- _Your goal_
Keep the pictures out of the copy and print all the entries below exactly.

- _Input records_
_ _ _ _ _
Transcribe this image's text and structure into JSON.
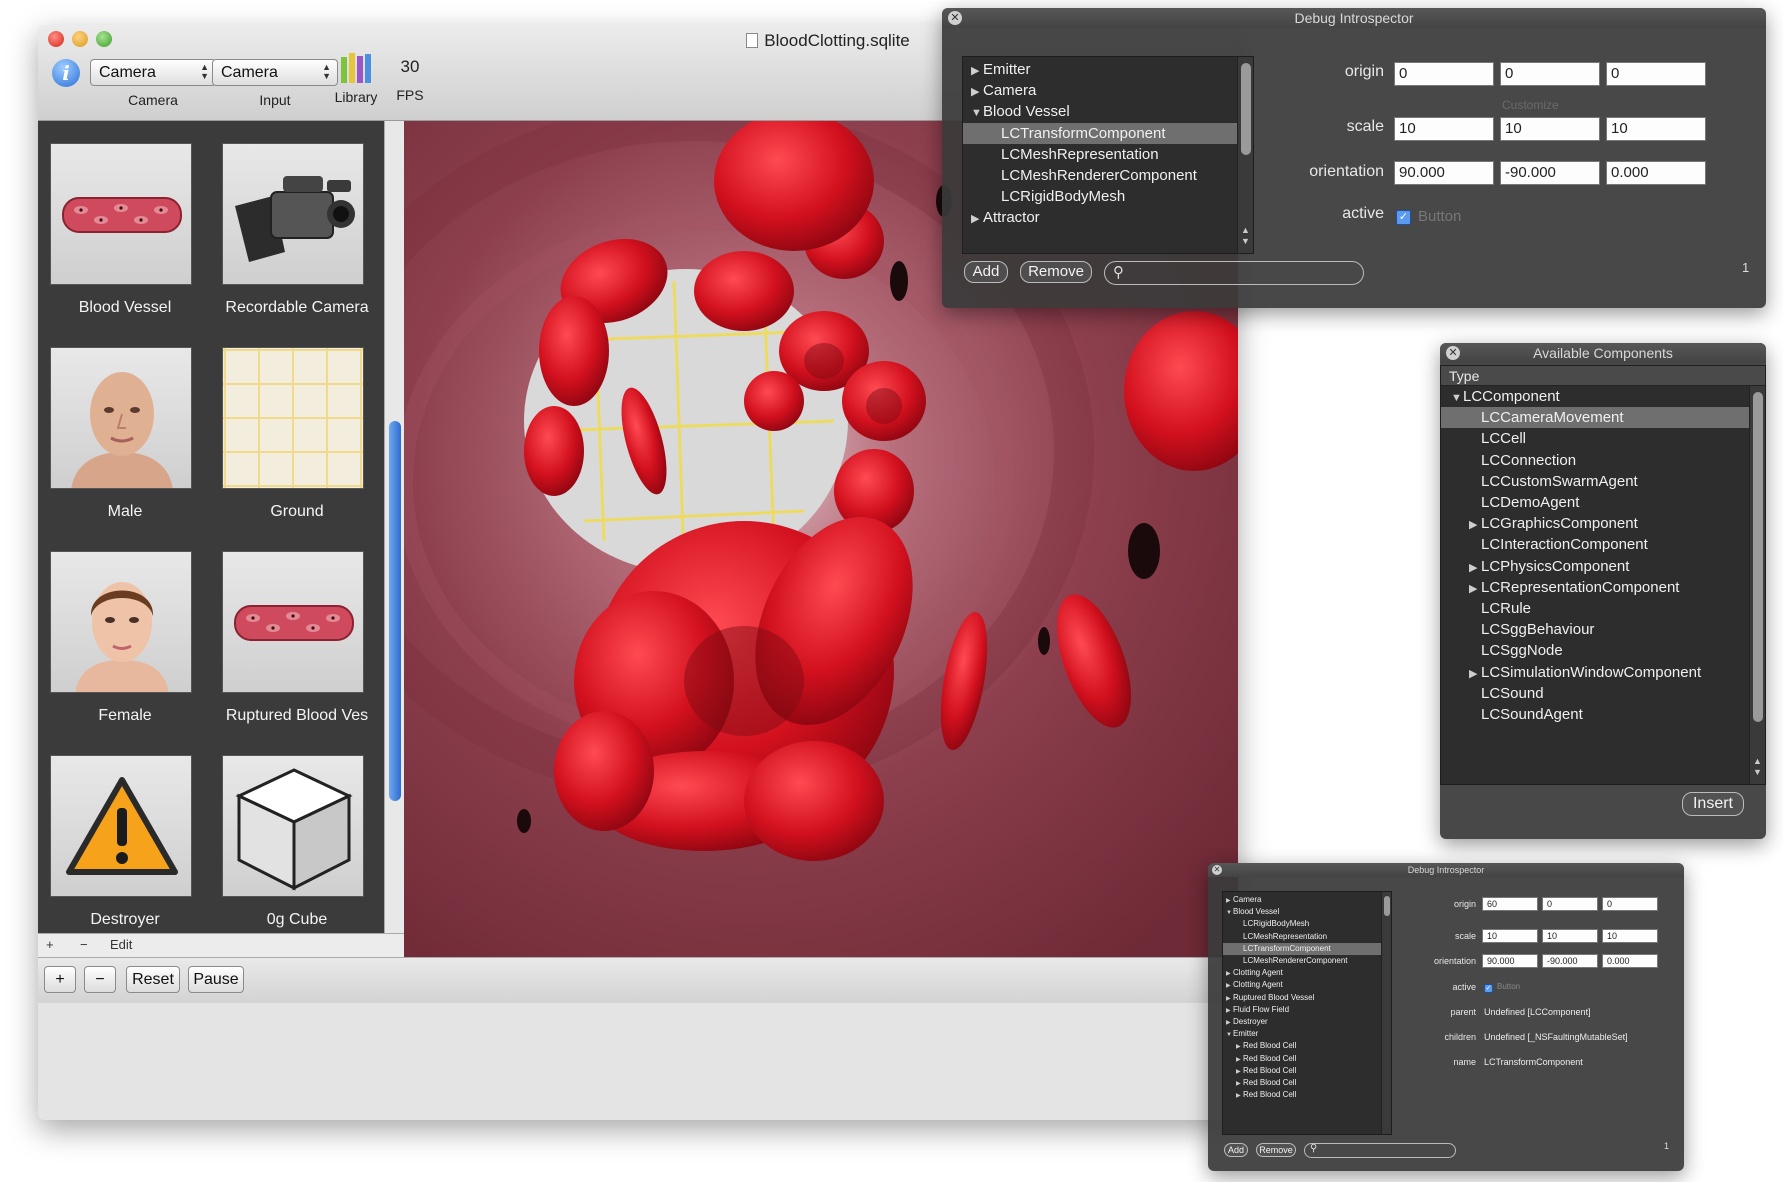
{
  "main_window": {
    "title": "BloodClotting.sqlite",
    "toolbar": {
      "camera_popup": "Camera",
      "camera_label": "Camera",
      "input_popup": "Camera",
      "input_label": "Input",
      "library_label": "Library",
      "fps_value": "30",
      "fps_label": "FPS"
    },
    "library": {
      "items": [
        {
          "name": "Blood Vessel",
          "icon": "blood-vessel-thumbnail"
        },
        {
          "name": "Recordable Camera",
          "icon": "video-camera-thumbnail"
        },
        {
          "name": "Male",
          "icon": "male-head-thumbnail"
        },
        {
          "name": "Ground",
          "icon": "grid-thumbnail"
        },
        {
          "name": "Female",
          "icon": "female-head-thumbnail"
        },
        {
          "name": "Ruptured Blood Ves",
          "icon": "blood-vessel-thumbnail"
        },
        {
          "name": "Destroyer",
          "icon": "warning-triangle-thumbnail"
        },
        {
          "name": "0g Cube",
          "icon": "cube-thumbnail"
        }
      ],
      "footer": {
        "add": "+",
        "remove": "−",
        "edit": "Edit"
      }
    },
    "bottom_bar": {
      "add": "+",
      "remove": "−",
      "reset": "Reset",
      "pause": "Pause"
    }
  },
  "introspector": {
    "title": "Debug Introspector",
    "tree": [
      {
        "label": "Emitter",
        "level": 0,
        "expanded": false,
        "selected": false
      },
      {
        "label": "Camera",
        "level": 0,
        "expanded": false,
        "selected": false
      },
      {
        "label": "Blood Vessel",
        "level": 0,
        "expanded": true,
        "selected": false
      },
      {
        "label": "LCTransformComponent",
        "level": 1,
        "expanded": null,
        "selected": true
      },
      {
        "label": "LCMeshRepresentation",
        "level": 1,
        "expanded": null,
        "selected": false
      },
      {
        "label": "LCMeshRendererComponent",
        "level": 1,
        "expanded": null,
        "selected": false
      },
      {
        "label": "LCRigidBodyMesh",
        "level": 1,
        "expanded": null,
        "selected": false
      },
      {
        "label": "Attractor",
        "level": 0,
        "expanded": false,
        "selected": false
      }
    ],
    "props": {
      "origin_label": "origin",
      "origin": [
        "0",
        "0",
        "0"
      ],
      "scale_label": "scale",
      "scale": [
        "10",
        "10",
        "10"
      ],
      "orientation_label": "orientation",
      "orientation": [
        "90.000",
        "-90.000",
        "0.000"
      ],
      "active_label": "active",
      "active_checkbox": "Button",
      "customize": "Customize"
    },
    "add": "Add",
    "remove": "Remove",
    "count": "1"
  },
  "components": {
    "title": "Available Components",
    "column": "Type",
    "items": [
      {
        "label": "LCComponent",
        "level": 0,
        "expanded": true,
        "selected": false
      },
      {
        "label": "LCCameraMovement",
        "level": 1,
        "expanded": null,
        "selected": true
      },
      {
        "label": "LCCell",
        "level": 1,
        "expanded": null,
        "selected": false
      },
      {
        "label": "LCConnection",
        "level": 1,
        "expanded": null,
        "selected": false
      },
      {
        "label": "LCCustomSwarmAgent",
        "level": 1,
        "expanded": null,
        "selected": false
      },
      {
        "label": "LCDemoAgent",
        "level": 1,
        "expanded": null,
        "selected": false
      },
      {
        "label": "LCGraphicsComponent",
        "level": 1,
        "expanded": false,
        "selected": false
      },
      {
        "label": "LCInteractionComponent",
        "level": 1,
        "expanded": null,
        "selected": false
      },
      {
        "label": "LCPhysicsComponent",
        "level": 1,
        "expanded": false,
        "selected": false
      },
      {
        "label": "LCRepresentationComponent",
        "level": 1,
        "expanded": false,
        "selected": false
      },
      {
        "label": "LCRule",
        "level": 1,
        "expanded": null,
        "selected": false
      },
      {
        "label": "LCSggBehaviour",
        "level": 1,
        "expanded": null,
        "selected": false
      },
      {
        "label": "LCSggNode",
        "level": 1,
        "expanded": null,
        "selected": false
      },
      {
        "label": "LCSimulationWindowComponent",
        "level": 1,
        "expanded": false,
        "selected": false
      },
      {
        "label": "LCSound",
        "level": 1,
        "expanded": null,
        "selected": false
      },
      {
        "label": "LCSoundAgent",
        "level": 1,
        "expanded": null,
        "selected": false
      }
    ],
    "insert": "Insert"
  },
  "small_introspector": {
    "title": "Debug Introspector",
    "tree": [
      {
        "label": "Camera",
        "level": 0,
        "expanded": false,
        "selected": false
      },
      {
        "label": "Blood Vessel",
        "level": 0,
        "expanded": true,
        "selected": false
      },
      {
        "label": "LCRigidBodyMesh",
        "level": 1,
        "expanded": null,
        "selected": false
      },
      {
        "label": "LCMeshRepresentation",
        "level": 1,
        "expanded": null,
        "selected": false
      },
      {
        "label": "LCTransformComponent",
        "level": 1,
        "expanded": null,
        "selected": true
      },
      {
        "label": "LCMeshRendererComponent",
        "level": 1,
        "expanded": null,
        "selected": false
      },
      {
        "label": "Clotting Agent",
        "level": 0,
        "expanded": false,
        "selected": false
      },
      {
        "label": "Clotting Agent",
        "level": 0,
        "expanded": false,
        "selected": false
      },
      {
        "label": "Ruptured Blood Vessel",
        "level": 0,
        "expanded": false,
        "selected": false
      },
      {
        "label": "Fluid Flow Field",
        "level": 0,
        "expanded": false,
        "selected": false
      },
      {
        "label": "Destroyer",
        "level": 0,
        "expanded": false,
        "selected": false
      },
      {
        "label": "Emitter",
        "level": 0,
        "expanded": true,
        "selected": false
      },
      {
        "label": "Red Blood Cell",
        "level": 1,
        "expanded": false,
        "selected": false
      },
      {
        "label": "Red Blood Cell",
        "level": 1,
        "expanded": false,
        "selected": false
      },
      {
        "label": "Red Blood Cell",
        "level": 1,
        "expanded": false,
        "selected": false
      },
      {
        "label": "Red Blood Cell",
        "level": 1,
        "expanded": false,
        "selected": false
      },
      {
        "label": "Red Blood Cell",
        "level": 1,
        "expanded": false,
        "selected": false
      }
    ],
    "props": {
      "origin_label": "origin",
      "origin": [
        "60",
        "0",
        "0"
      ],
      "scale_label": "scale",
      "scale": [
        "10",
        "10",
        "10"
      ],
      "orientation_label": "orientation",
      "orientation": [
        "90.000",
        "-90.000",
        "0.000"
      ],
      "active_label": "active",
      "active_checkbox": "Button",
      "parent_label": "parent",
      "parent": "Undefined [LCComponent]",
      "children_label": "children",
      "children": "Undefined [_NSFaultingMutableSet]",
      "name_label": "name",
      "name": "LCTransformComponent"
    },
    "add": "Add",
    "remove": "Remove",
    "count": "1"
  },
  "colors": {
    "blood_red": "#c8101c",
    "vessel_wall": "#9b4a57",
    "hud_bg": "#3a3a3a",
    "selection_blue": "#2e6bd0"
  }
}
_ _ _ _ _
- _Response_
Transcribe this image's text and structure into JSON.
{
  "main_window": {
    "title": "BloodClotting.sqlite",
    "toolbar": {
      "camera_popup": "Camera",
      "camera_label": "Camera",
      "input_popup": "Camera",
      "input_label": "Input",
      "library_label": "Library",
      "fps_value": "30",
      "fps_label": "FPS"
    },
    "library": {
      "items": [
        {
          "name": "Blood Vessel",
          "icon": "blood-vessel-thumbnail"
        },
        {
          "name": "Recordable Camera",
          "icon": "video-camera-thumbnail"
        },
        {
          "name": "Male",
          "icon": "male-head-thumbnail"
        },
        {
          "name": "Ground",
          "icon": "grid-thumbnail"
        },
        {
          "name": "Female",
          "icon": "female-head-thumbnail"
        },
        {
          "name": "Ruptured Blood Ves",
          "icon": "blood-vessel-thumbnail"
        },
        {
          "name": "Destroyer",
          "icon": "warning-triangle-thumbnail"
        },
        {
          "name": "0g Cube",
          "icon": "cube-thumbnail"
        }
      ],
      "footer": {
        "add": "+",
        "remove": "−",
        "edit": "Edit"
      }
    },
    "bottom_bar": {
      "add": "+",
      "remove": "−",
      "reset": "Reset",
      "pause": "Pause"
    }
  },
  "introspector": {
    "title": "Debug Introspector",
    "tree": [
      {
        "label": "Emitter",
        "level": 0,
        "expanded": false,
        "selected": false
      },
      {
        "label": "Camera",
        "level": 0,
        "expanded": false,
        "selected": false
      },
      {
        "label": "Blood Vessel",
        "level": 0,
        "expanded": true,
        "selected": false
      },
      {
        "label": "LCTransformComponent",
        "level": 1,
        "expanded": null,
        "selected": true
      },
      {
        "label": "LCMeshRepresentation",
        "level": 1,
        "expanded": null,
        "selected": false
      },
      {
        "label": "LCMeshRendererComponent",
        "level": 1,
        "expanded": null,
        "selected": false
      },
      {
        "label": "LCRigidBodyMesh",
        "level": 1,
        "expanded": null,
        "selected": false
      },
      {
        "label": "Attractor",
        "level": 0,
        "expanded": false,
        "selected": false
      }
    ],
    "props": {
      "origin_label": "origin",
      "origin": [
        "0",
        "0",
        "0"
      ],
      "scale_label": "scale",
      "scale": [
        "10",
        "10",
        "10"
      ],
      "orientation_label": "orientation",
      "orientation": [
        "90.000",
        "-90.000",
        "0.000"
      ],
      "active_label": "active",
      "active_checkbox": "Button",
      "customize": "Customize"
    },
    "add": "Add",
    "remove": "Remove",
    "count": "1"
  },
  "components": {
    "title": "Available Components",
    "column": "Type",
    "items": [
      {
        "label": "LCComponent",
        "level": 0,
        "expanded": true,
        "selected": false
      },
      {
        "label": "LCCameraMovement",
        "level": 1,
        "expanded": null,
        "selected": true
      },
      {
        "label": "LCCell",
        "level": 1,
        "expanded": null,
        "selected": false
      },
      {
        "label": "LCConnection",
        "level": 1,
        "expanded": null,
        "selected": false
      },
      {
        "label": "LCCustomSwarmAgent",
        "level": 1,
        "expanded": null,
        "selected": false
      },
      {
        "label": "LCDemoAgent",
        "level": 1,
        "expanded": null,
        "selected": false
      },
      {
        "label": "LCGraphicsComponent",
        "level": 1,
        "expanded": false,
        "selected": false
      },
      {
        "label": "LCInteractionComponent",
        "level": 1,
        "expanded": null,
        "selected": false
      },
      {
        "label": "LCPhysicsComponent",
        "level": 1,
        "expanded": false,
        "selected": false
      },
      {
        "label": "LCRepresentationComponent",
        "level": 1,
        "expanded": false,
        "selected": false
      },
      {
        "label": "LCRule",
        "level": 1,
        "expanded": null,
        "selected": false
      },
      {
        "label": "LCSggBehaviour",
        "level": 1,
        "expanded": null,
        "selected": false
      },
      {
        "label": "LCSggNode",
        "level": 1,
        "expanded": null,
        "selected": false
      },
      {
        "label": "LCSimulationWindowComponent",
        "level": 1,
        "expanded": false,
        "selected": false
      },
      {
        "label": "LCSound",
        "level": 1,
        "expanded": null,
        "selected": false
      },
      {
        "label": "LCSoundAgent",
        "level": 1,
        "expanded": null,
        "selected": false
      }
    ],
    "insert": "Insert"
  },
  "small_introspector": {
    "title": "Debug Introspector",
    "tree": [
      {
        "label": "Camera",
        "level": 0,
        "expanded": false,
        "selected": false
      },
      {
        "label": "Blood Vessel",
        "level": 0,
        "expanded": true,
        "selected": false
      },
      {
        "label": "LCRigidBodyMesh",
        "level": 1,
        "expanded": null,
        "selected": false
      },
      {
        "label": "LCMeshRepresentation",
        "level": 1,
        "expanded": null,
        "selected": false
      },
      {
        "label": "LCTransformComponent",
        "level": 1,
        "expanded": null,
        "selected": true
      },
      {
        "label": "LCMeshRendererComponent",
        "level": 1,
        "expanded": null,
        "selected": false
      },
      {
        "label": "Clotting Agent",
        "level": 0,
        "expanded": false,
        "selected": false
      },
      {
        "label": "Clotting Agent",
        "level": 0,
        "expanded": false,
        "selected": false
      },
      {
        "label": "Ruptured Blood Vessel",
        "level": 0,
        "expanded": false,
        "selected": false
      },
      {
        "label": "Fluid Flow Field",
        "level": 0,
        "expanded": false,
        "selected": false
      },
      {
        "label": "Destroyer",
        "level": 0,
        "expanded": false,
        "selected": false
      },
      {
        "label": "Emitter",
        "level": 0,
        "expanded": true,
        "selected": false
      },
      {
        "label": "Red Blood Cell",
        "level": 1,
        "expanded": false,
        "selected": false
      },
      {
        "label": "Red Blood Cell",
        "level": 1,
        "expanded": false,
        "selected": false
      },
      {
        "label": "Red Blood Cell",
        "level": 1,
        "expanded": false,
        "selected": false
      },
      {
        "label": "Red Blood Cell",
        "level": 1,
        "expanded": false,
        "selected": false
      },
      {
        "label": "Red Blood Cell",
        "level": 1,
        "expanded": false,
        "selected": false
      }
    ],
    "props": {
      "origin_label": "origin",
      "origin": [
        "60",
        "0",
        "0"
      ],
      "scale_label": "scale",
      "scale": [
        "10",
        "10",
        "10"
      ],
      "orientation_label": "orientation",
      "orientation": [
        "90.000",
        "-90.000",
        "0.000"
      ],
      "active_label": "active",
      "active_checkbox": "Button",
      "parent_label": "parent",
      "parent": "Undefined [LCComponent]",
      "children_label": "children",
      "children": "Undefined [_NSFaultingMutableSet]",
      "name_label": "name",
      "name": "LCTransformComponent"
    },
    "add": "Add",
    "remove": "Remove",
    "count": "1"
  },
  "colors": {
    "blood_red": "#c8101c",
    "vessel_wall": "#9b4a57",
    "hud_bg": "#3a3a3a",
    "selection_blue": "#2e6bd0"
  }
}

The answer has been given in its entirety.